[Stated task] Write the material out again exactly as it stands.

[Data excerpts]
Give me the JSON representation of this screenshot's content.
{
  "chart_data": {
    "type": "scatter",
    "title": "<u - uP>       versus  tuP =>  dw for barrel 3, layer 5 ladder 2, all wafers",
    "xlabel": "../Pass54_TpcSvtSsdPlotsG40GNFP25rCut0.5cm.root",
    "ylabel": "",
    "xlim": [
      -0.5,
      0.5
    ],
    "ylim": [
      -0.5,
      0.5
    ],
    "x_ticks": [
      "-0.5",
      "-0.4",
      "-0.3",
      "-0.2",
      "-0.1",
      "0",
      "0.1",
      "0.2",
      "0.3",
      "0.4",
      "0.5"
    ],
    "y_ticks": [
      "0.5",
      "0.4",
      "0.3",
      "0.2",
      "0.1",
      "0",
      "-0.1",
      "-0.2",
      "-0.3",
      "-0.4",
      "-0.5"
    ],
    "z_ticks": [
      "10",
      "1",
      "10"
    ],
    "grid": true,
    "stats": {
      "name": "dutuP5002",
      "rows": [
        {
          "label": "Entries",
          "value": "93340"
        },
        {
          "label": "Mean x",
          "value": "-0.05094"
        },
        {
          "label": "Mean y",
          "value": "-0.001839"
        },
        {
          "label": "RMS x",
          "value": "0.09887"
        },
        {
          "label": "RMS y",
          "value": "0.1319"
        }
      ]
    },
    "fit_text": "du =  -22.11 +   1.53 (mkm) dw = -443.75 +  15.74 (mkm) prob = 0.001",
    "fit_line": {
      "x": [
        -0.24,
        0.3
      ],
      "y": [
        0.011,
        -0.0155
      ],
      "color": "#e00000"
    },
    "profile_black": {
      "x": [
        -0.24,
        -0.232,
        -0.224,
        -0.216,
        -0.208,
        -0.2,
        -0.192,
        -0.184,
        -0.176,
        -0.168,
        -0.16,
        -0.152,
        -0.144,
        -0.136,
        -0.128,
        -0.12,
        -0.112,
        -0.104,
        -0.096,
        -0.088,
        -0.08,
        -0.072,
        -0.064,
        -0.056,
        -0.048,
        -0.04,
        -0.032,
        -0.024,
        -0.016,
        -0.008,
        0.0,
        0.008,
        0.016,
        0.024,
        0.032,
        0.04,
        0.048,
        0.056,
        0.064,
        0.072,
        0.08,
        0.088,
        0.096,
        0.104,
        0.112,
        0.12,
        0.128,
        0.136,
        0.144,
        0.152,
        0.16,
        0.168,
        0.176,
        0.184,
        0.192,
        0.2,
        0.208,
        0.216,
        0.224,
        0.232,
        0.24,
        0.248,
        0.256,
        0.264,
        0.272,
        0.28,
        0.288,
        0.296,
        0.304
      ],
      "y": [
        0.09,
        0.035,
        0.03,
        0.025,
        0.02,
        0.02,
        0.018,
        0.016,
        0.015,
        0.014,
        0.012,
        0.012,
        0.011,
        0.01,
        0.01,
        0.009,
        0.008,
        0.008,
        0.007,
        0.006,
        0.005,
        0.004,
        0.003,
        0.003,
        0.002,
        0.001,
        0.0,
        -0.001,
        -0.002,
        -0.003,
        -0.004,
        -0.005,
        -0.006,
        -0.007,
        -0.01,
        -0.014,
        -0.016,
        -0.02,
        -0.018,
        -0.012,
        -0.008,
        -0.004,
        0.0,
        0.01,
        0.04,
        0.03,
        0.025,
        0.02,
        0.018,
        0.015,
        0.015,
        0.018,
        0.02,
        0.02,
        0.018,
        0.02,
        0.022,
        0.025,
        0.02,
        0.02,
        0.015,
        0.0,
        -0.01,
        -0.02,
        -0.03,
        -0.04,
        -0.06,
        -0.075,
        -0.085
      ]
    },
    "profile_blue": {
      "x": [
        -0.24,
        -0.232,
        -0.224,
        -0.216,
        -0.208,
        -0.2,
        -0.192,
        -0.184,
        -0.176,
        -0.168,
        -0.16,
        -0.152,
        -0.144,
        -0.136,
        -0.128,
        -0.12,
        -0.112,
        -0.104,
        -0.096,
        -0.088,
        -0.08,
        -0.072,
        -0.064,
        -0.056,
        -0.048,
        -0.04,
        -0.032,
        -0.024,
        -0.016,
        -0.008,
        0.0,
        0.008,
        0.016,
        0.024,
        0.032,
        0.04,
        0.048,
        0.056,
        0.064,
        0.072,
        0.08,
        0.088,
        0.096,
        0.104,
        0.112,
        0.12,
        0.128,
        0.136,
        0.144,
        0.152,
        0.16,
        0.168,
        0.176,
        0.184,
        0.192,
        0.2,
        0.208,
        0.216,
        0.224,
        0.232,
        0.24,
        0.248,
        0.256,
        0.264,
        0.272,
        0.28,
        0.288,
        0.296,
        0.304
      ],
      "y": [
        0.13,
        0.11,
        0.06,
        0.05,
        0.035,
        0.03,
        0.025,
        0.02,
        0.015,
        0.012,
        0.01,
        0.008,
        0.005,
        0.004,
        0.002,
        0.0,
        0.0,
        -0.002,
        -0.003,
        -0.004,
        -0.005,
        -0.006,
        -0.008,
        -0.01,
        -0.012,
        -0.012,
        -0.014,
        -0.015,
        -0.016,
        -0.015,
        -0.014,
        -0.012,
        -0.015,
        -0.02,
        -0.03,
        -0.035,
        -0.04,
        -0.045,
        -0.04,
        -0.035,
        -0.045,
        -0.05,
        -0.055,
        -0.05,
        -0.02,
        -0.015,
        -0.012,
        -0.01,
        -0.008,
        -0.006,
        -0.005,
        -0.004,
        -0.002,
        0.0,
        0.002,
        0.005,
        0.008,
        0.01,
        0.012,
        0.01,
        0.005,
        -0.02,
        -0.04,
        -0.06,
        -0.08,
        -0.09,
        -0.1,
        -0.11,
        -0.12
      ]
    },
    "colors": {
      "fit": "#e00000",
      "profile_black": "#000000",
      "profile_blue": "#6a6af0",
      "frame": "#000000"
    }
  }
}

[Task output]
Give me the JSON representation of this screenshot's content.
{
  "chart_data": {
    "type": "scatter",
    "title": "<u - uP>       versus  tuP =>  dw for barrel 3, layer 5 ladder 2, all wafers",
    "xlabel": "../Pass54_TpcSvtSsdPlotsG40GNFP25rCut0.5cm.root",
    "ylabel": "",
    "xlim": [
      -0.5,
      0.5
    ],
    "ylim": [
      -0.5,
      0.5
    ],
    "x_ticks": [
      "-0.5",
      "-0.4",
      "-0.3",
      "-0.2",
      "-0.1",
      "0",
      "0.1",
      "0.2",
      "0.3",
      "0.4",
      "0.5"
    ],
    "y_ticks": [
      "0.5",
      "0.4",
      "0.3",
      "0.2",
      "0.1",
      "0",
      "-0.1",
      "-0.2",
      "-0.3",
      "-0.4",
      "-0.5"
    ],
    "z_ticks": [
      "10",
      "1",
      "10"
    ],
    "grid": true,
    "stats": {
      "name": "dutuP5002",
      "rows": [
        {
          "label": "Entries",
          "value": "93340"
        },
        {
          "label": "Mean x",
          "value": "-0.05094"
        },
        {
          "label": "Mean y",
          "value": "-0.001839"
        },
        {
          "label": "RMS x",
          "value": "0.09887"
        },
        {
          "label": "RMS y",
          "value": "0.1319"
        }
      ]
    },
    "fit_text": "du =  -22.11 +   1.53 (mkm) dw = -443.75 +  15.74 (mkm) prob = 0.001",
    "fit_line": {
      "x": [
        -0.24,
        0.3
      ],
      "y": [
        0.011,
        -0.0155
      ],
      "color": "#e00000"
    },
    "profile_black": {
      "x": [
        -0.24,
        -0.232,
        -0.224,
        -0.216,
        -0.208,
        -0.2,
        -0.192,
        -0.184,
        -0.176,
        -0.168,
        -0.16,
        -0.152,
        -0.144,
        -0.136,
        -0.128,
        -0.12,
        -0.112,
        -0.104,
        -0.096,
        -0.088,
        -0.08,
        -0.072,
        -0.064,
        -0.056,
        -0.048,
        -0.04,
        -0.032,
        -0.024,
        -0.016,
        -0.008,
        0.0,
        0.008,
        0.016,
        0.024,
        0.032,
        0.04,
        0.048,
        0.056,
        0.064,
        0.072,
        0.08,
        0.088,
        0.096,
        0.104,
        0.112,
        0.12,
        0.128,
        0.136,
        0.144,
        0.152,
        0.16,
        0.168,
        0.176,
        0.184,
        0.192,
        0.2,
        0.208,
        0.216,
        0.224,
        0.232,
        0.24,
        0.248,
        0.256,
        0.264,
        0.272,
        0.28,
        0.288,
        0.296,
        0.304
      ],
      "y": [
        0.09,
        0.035,
        0.03,
        0.025,
        0.02,
        0.02,
        0.018,
        0.016,
        0.015,
        0.014,
        0.012,
        0.012,
        0.011,
        0.01,
        0.01,
        0.009,
        0.008,
        0.008,
        0.007,
        0.006,
        0.005,
        0.004,
        0.003,
        0.003,
        0.002,
        0.001,
        0.0,
        -0.001,
        -0.002,
        -0.003,
        -0.004,
        -0.005,
        -0.006,
        -0.007,
        -0.01,
        -0.014,
        -0.016,
        -0.02,
        -0.018,
        -0.012,
        -0.008,
        -0.004,
        0.0,
        0.01,
        0.04,
        0.03,
        0.025,
        0.02,
        0.018,
        0.015,
        0.015,
        0.018,
        0.02,
        0.02,
        0.018,
        0.02,
        0.022,
        0.025,
        0.02,
        0.02,
        0.015,
        0.0,
        -0.01,
        -0.02,
        -0.03,
        -0.04,
        -0.06,
        -0.075,
        -0.085
      ]
    },
    "profile_blue": {
      "x": [
        -0.24,
        -0.232,
        -0.224,
        -0.216,
        -0.208,
        -0.2,
        -0.192,
        -0.184,
        -0.176,
        -0.168,
        -0.16,
        -0.152,
        -0.144,
        -0.136,
        -0.128,
        -0.12,
        -0.112,
        -0.104,
        -0.096,
        -0.088,
        -0.08,
        -0.072,
        -0.064,
        -0.056,
        -0.048,
        -0.04,
        -0.032,
        -0.024,
        -0.016,
        -0.008,
        0.0,
        0.008,
        0.016,
        0.024,
        0.032,
        0.04,
        0.048,
        0.056,
        0.064,
        0.072,
        0.08,
        0.088,
        0.096,
        0.104,
        0.112,
        0.12,
        0.128,
        0.136,
        0.144,
        0.152,
        0.16,
        0.168,
        0.176,
        0.184,
        0.192,
        0.2,
        0.208,
        0.216,
        0.224,
        0.232,
        0.24,
        0.248,
        0.256,
        0.264,
        0.272,
        0.28,
        0.288,
        0.296,
        0.304
      ],
      "y": [
        0.13,
        0.11,
        0.06,
        0.05,
        0.035,
        0.03,
        0.025,
        0.02,
        0.015,
        0.012,
        0.01,
        0.008,
        0.005,
        0.004,
        0.002,
        0.0,
        0.0,
        -0.002,
        -0.003,
        -0.004,
        -0.005,
        -0.006,
        -0.008,
        -0.01,
        -0.012,
        -0.012,
        -0.014,
        -0.015,
        -0.016,
        -0.015,
        -0.014,
        -0.012,
        -0.015,
        -0.02,
        -0.03,
        -0.035,
        -0.04,
        -0.045,
        -0.04,
        -0.035,
        -0.045,
        -0.05,
        -0.055,
        -0.05,
        -0.02,
        -0.015,
        -0.012,
        -0.01,
        -0.008,
        -0.006,
        -0.005,
        -0.004,
        -0.002,
        0.0,
        0.002,
        0.005,
        0.008,
        0.01,
        0.012,
        0.01,
        0.005,
        -0.02,
        -0.04,
        -0.06,
        -0.08,
        -0.09,
        -0.1,
        -0.11,
        -0.12
      ]
    },
    "colors": {
      "fit": "#e00000",
      "profile_black": "#000000",
      "profile_blue": "#6a6af0",
      "frame": "#000000"
    }
  }
}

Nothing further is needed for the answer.